Exercise brief: Pick out the lines below that contain the string "icon" and copy them all.

Material supplied:
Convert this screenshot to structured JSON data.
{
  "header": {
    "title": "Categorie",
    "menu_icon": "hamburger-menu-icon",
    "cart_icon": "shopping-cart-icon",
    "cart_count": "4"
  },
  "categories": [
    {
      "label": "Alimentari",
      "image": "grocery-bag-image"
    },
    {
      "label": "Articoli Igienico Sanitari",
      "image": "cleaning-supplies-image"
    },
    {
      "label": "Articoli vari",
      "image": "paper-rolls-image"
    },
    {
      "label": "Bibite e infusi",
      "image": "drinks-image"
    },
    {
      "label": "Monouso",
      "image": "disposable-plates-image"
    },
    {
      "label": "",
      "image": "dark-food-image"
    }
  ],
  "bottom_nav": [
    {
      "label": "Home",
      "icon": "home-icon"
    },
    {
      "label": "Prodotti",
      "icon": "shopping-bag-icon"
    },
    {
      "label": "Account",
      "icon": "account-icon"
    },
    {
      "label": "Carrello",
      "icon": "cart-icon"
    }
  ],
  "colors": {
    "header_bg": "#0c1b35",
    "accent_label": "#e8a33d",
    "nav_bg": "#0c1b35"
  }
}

Result:
    "menu_icon": "hamburger-menu-icon",
    "cart_icon": "shopping-cart-icon",
      "icon": "home-icon"
      "icon": "shopping-bag-icon"
      "icon": "account-icon"
      "icon": "cart-icon"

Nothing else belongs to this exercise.